[Start of EXTRACT TO READ]

Gormenghast

There are times when I need to spend a few months with a good thousand-page book. My problem is that when I get within a hundred pages or so to the end of a book, I can't pace myself. I just finish it. With a long book the temptation's removed, and I can read it in small chunks. (Infinite Jest and Mason & Dixon got me through months of business school. [Has anyone else ever written that sentence?])

So since August I've been living in Gormenghast, or rather, I've been reading The Gormenghast Novels by Mervyn Peake. I found this book through this list of 20 Strange Books and was intrigued. It's hailed as an underappreciated fantasy classic that compares favorably to the Lord of the Rings; how could I not give it a try?

Actually (and thankfully), The Gormenghast Novels (TGN) are no LOTR-clone. (Anyone who's suffered through the Shannahara books knows what I'm talking about.) In fact, they're quite unlike anything I've read. The LOTR is a quest; the story has an end, and just about every scene advances the plot somehow. TGN are the beginning of an unfinished work, and plot often takes second place to the most densly visual writing I've ever come across. The LOTR ranges all over Middle Earth while TGN (the first 2 books, at any rate) take place in a single castle. My parents read the LOTR to me and my sister when I was seven. I wouldn't give TGN to anyone under the age of 16. It might seriously warp a personality, and besides, it requires having a copy of the OED close at hand. Peake has an enormously obscure vocabulary. (My favorite new word from TGN: "Ichabod: an exclamation of regret.") And LOTR is about a magical world, or rather, about the end of magic in the world. The first two books of TGN takes place in a world that is not magical, but is bound by rituals a thousand years old; the third enters the realm of science fiction, with flying machines, death rays, and intelligent spheres.

"Does it have sports in it?" asks the small sick boy in bed.

"Sports?" says the grandfather. "There are duels, betrayal, ritual, murder, masques, ambition, seduction, madness, rape, revenge, fire, floods, storms, scientists, secret societies, cats, cooks, professors, sculptors, thieves, and above all, architecture."

[End of EXTRACT TO READ]
[Start of ITEMS]

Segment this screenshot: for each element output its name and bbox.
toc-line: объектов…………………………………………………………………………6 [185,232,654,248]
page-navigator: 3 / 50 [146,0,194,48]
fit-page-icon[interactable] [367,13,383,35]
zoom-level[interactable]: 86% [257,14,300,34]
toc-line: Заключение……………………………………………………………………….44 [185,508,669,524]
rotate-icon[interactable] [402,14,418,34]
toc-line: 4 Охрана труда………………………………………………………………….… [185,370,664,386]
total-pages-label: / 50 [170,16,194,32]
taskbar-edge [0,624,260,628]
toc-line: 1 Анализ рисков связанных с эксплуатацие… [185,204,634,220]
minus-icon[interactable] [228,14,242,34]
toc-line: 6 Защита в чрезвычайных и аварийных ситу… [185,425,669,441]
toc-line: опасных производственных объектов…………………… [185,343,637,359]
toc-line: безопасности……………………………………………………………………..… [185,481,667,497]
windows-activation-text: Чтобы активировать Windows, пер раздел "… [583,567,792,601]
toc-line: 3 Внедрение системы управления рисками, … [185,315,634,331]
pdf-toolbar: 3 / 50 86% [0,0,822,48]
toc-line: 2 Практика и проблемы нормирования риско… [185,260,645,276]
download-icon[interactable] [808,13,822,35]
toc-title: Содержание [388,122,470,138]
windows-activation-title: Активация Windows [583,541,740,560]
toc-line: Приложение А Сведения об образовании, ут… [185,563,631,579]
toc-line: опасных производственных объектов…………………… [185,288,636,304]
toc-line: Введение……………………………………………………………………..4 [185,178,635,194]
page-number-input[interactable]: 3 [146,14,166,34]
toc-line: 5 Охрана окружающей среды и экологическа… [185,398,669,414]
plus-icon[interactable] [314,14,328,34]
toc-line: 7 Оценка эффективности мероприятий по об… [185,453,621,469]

[End of ITEMS]

THINGS TO DO:
1. In the Gormenghast review, what word does the writer name as a favorite new word picked up from the novels, and how is it defined?
2. List every science-fiction element that the Gormenghast review says appears in the third book.
3. Extend the Gormenghast review, continuing from its final sentence.

ANSWERS IN ORDER:
1. "Ichabod," defined as an exclamation of regret.

2. Flying machines, death rays, and intelligent spheres.

3.
Architecture? Of course. The world that Titus is born into is the world of Gormenghast Castle, a castle so large that no one knows the whole of it. There are endless rooms, forgotten halls, entire wings abandoned to birds, follies, towers, tunnels. Peake was an artist and a poet before he was an author, and he paints Gormenghast with these incredibly vivid descriptions. I often abhor description, but Peake pulls it off again and again because the castle is not just the setting, it's the tone and the mood and a character of its own.

"But what is it about?" the small boy wants to know.

In part, it is about the castle of Gormenghast and its inhabitants. Peake has a Dickensian array of characters, grotesques but not cartoons. Listen to these names: Sepulchrave. Fuschia. Swelter. Flay. Steerpike. Rottcodd. The Twins. Doctor Prunesquallor. The Thing. Muzzlehatch. Sourdust. Peake just lets these characters live, comically and tragically.

It is also about rebellion. Titus Groan is the 77th Earl of Gormenghast, but rebels against the endless and meaningless ritual that is the real ruler of life in the castle. At the same time, the young Steerpike rebels against the social order that keeps him a lowly cook. Both threaten Gormenghast.

And it is about madness. Treachery drives Titus' father to madness. (Titus must avenge his father's death -- did I mention that his mother's name is Gertrude?) Nearly everyone is crazed -- by love, by vanity, by ambition, by loss. The Rituals are a kind of collective madness of Gormenghast.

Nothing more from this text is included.